§ **Stated problem**
Your task is to print every entry below exactly as given.

§ **Material supplied**
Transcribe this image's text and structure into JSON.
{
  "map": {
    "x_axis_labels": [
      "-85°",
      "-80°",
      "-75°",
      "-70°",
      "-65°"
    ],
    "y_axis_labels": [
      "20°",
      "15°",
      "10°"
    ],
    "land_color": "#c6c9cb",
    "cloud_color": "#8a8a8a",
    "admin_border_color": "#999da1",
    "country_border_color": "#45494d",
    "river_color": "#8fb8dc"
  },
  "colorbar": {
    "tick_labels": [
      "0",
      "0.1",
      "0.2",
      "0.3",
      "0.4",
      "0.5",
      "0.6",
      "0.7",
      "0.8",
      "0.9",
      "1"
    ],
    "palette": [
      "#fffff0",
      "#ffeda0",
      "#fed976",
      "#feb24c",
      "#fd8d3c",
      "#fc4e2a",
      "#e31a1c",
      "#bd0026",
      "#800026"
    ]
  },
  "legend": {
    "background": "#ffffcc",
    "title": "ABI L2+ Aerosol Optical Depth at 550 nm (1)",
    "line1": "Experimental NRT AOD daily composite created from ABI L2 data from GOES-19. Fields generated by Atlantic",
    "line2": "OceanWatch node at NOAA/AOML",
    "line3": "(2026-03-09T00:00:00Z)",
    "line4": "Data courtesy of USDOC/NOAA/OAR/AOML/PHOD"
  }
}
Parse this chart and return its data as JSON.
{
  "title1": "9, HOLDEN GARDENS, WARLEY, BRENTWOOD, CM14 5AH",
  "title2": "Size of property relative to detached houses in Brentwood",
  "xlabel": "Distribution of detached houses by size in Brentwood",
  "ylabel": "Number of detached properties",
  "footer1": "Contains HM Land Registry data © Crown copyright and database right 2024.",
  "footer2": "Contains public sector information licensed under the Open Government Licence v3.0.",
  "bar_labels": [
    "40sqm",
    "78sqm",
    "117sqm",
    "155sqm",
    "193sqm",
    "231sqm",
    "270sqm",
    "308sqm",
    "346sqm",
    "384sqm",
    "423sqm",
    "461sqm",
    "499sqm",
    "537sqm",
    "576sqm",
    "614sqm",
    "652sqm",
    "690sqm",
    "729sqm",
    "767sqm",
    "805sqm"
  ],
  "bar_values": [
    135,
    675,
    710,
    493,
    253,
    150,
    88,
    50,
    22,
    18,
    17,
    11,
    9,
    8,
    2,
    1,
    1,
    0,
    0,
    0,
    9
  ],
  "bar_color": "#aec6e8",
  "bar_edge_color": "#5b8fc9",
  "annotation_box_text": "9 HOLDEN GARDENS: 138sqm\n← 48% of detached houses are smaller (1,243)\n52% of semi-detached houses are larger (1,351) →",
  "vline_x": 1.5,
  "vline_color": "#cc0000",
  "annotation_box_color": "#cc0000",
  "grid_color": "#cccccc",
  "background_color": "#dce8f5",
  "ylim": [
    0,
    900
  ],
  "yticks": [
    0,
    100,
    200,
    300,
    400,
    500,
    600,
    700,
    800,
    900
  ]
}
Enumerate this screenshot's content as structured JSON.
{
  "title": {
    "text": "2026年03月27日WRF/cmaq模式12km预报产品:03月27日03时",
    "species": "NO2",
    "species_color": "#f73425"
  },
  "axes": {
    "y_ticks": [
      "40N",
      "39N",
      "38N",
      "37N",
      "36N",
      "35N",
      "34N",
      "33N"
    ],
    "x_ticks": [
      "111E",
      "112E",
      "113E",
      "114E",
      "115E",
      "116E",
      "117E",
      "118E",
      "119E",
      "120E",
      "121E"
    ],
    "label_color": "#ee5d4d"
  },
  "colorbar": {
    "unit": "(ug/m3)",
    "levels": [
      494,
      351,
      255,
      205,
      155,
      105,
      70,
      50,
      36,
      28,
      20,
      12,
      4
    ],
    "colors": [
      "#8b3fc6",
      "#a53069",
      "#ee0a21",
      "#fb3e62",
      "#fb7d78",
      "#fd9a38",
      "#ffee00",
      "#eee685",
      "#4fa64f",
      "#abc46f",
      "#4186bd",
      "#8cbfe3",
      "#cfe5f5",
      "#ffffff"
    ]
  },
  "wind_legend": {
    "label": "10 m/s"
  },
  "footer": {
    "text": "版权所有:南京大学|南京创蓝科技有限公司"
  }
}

§ **Task solution**
Transcribe this image's text and structure into JSON.
{
  "map": {
    "x_axis_labels": [
      "-85°",
      "-80°",
      "-75°",
      "-70°",
      "-65°"
    ],
    "y_axis_labels": [
      "20°",
      "15°",
      "10°"
    ],
    "land_color": "#c6c9cb",
    "cloud_color": "#8a8a8a",
    "admin_border_color": "#999da1",
    "country_border_color": "#45494d",
    "river_color": "#8fb8dc"
  },
  "colorbar": {
    "tick_labels": [
      "0",
      "0.1",
      "0.2",
      "0.3",
      "0.4",
      "0.5",
      "0.6",
      "0.7",
      "0.8",
      "0.9",
      "1"
    ],
    "palette": [
      "#fffff0",
      "#ffeda0",
      "#fed976",
      "#feb24c",
      "#fd8d3c",
      "#fc4e2a",
      "#e31a1c",
      "#bd0026",
      "#800026"
    ]
  },
  "legend": {
    "background": "#ffffcc",
    "title": "ABI L2+ Aerosol Optical Depth at 550 nm (1)",
    "line1": "Experimental NRT AOD daily composite created from ABI L2 data from GOES-19. Fields generated by Atlantic",
    "line2": "OceanWatch node at NOAA/AOML",
    "line3": "(2026-03-09T00:00:00Z)",
    "line4": "Data courtesy of USDOC/NOAA/OAR/AOML/PHOD"
  }
}
Parse this chart and return its data as JSON.
{
  "title1": "9, HOLDEN GARDENS, WARLEY, BRENTWOOD, CM14 5AH",
  "title2": "Size of property relative to detached houses in Brentwood",
  "xlabel": "Distribution of detached houses by size in Brentwood",
  "ylabel": "Number of detached properties",
  "footer1": "Contains HM Land Registry data © Crown copyright and database right 2024.",
  "footer2": "Contains public sector information licensed under the Open Government Licence v3.0.",
  "bar_labels": [
    "40sqm",
    "78sqm",
    "117sqm",
    "155sqm",
    "193sqm",
    "231sqm",
    "270sqm",
    "308sqm",
    "346sqm",
    "384sqm",
    "423sqm",
    "461sqm",
    "499sqm",
    "537sqm",
    "576sqm",
    "614sqm",
    "652sqm",
    "690sqm",
    "729sqm",
    "767sqm",
    "805sqm"
  ],
  "bar_values": [
    135,
    675,
    710,
    493,
    253,
    150,
    88,
    50,
    22,
    18,
    17,
    11,
    9,
    8,
    2,
    1,
    1,
    0,
    0,
    0,
    9
  ],
  "bar_color": "#aec6e8",
  "bar_edge_color": "#5b8fc9",
  "annotation_box_text": "9 HOLDEN GARDENS: 138sqm\n← 48% of detached houses are smaller (1,243)\n52% of semi-detached houses are larger (1,351) →",
  "vline_x": 1.5,
  "vline_color": "#cc0000",
  "annotation_box_color": "#cc0000",
  "grid_color": "#cccccc",
  "background_color": "#dce8f5",
  "ylim": [
    0,
    900
  ],
  "yticks": [
    0,
    100,
    200,
    300,
    400,
    500,
    600,
    700,
    800,
    900
  ]
}
Enumerate this screenshot's content as structured JSON.
{
  "title": {
    "text": "2026年03月27日WRF/cmaq模式12km预报产品:03月27日03时",
    "species": "NO2",
    "species_color": "#f73425"
  },
  "axes": {
    "y_ticks": [
      "40N",
      "39N",
      "38N",
      "37N",
      "36N",
      "35N",
      "34N",
      "33N"
    ],
    "x_ticks": [
      "111E",
      "112E",
      "113E",
      "114E",
      "115E",
      "116E",
      "117E",
      "118E",
      "119E",
      "120E",
      "121E"
    ],
    "label_color": "#ee5d4d"
  },
  "colorbar": {
    "unit": "(ug/m3)",
    "levels": [
      494,
      351,
      255,
      205,
      155,
      105,
      70,
      50,
      36,
      28,
      20,
      12,
      4
    ],
    "colors": [
      "#8b3fc6",
      "#a53069",
      "#ee0a21",
      "#fb3e62",
      "#fb7d78",
      "#fd9a38",
      "#ffee00",
      "#eee685",
      "#4fa64f",
      "#abc46f",
      "#4186bd",
      "#8cbfe3",
      "#cfe5f5",
      "#ffffff"
    ]
  },
  "wind_legend": {
    "label": "10 m/s"
  },
  "footer": {
    "text": "版权所有:南京大学|南京创蓝科技有限公司"
  }
}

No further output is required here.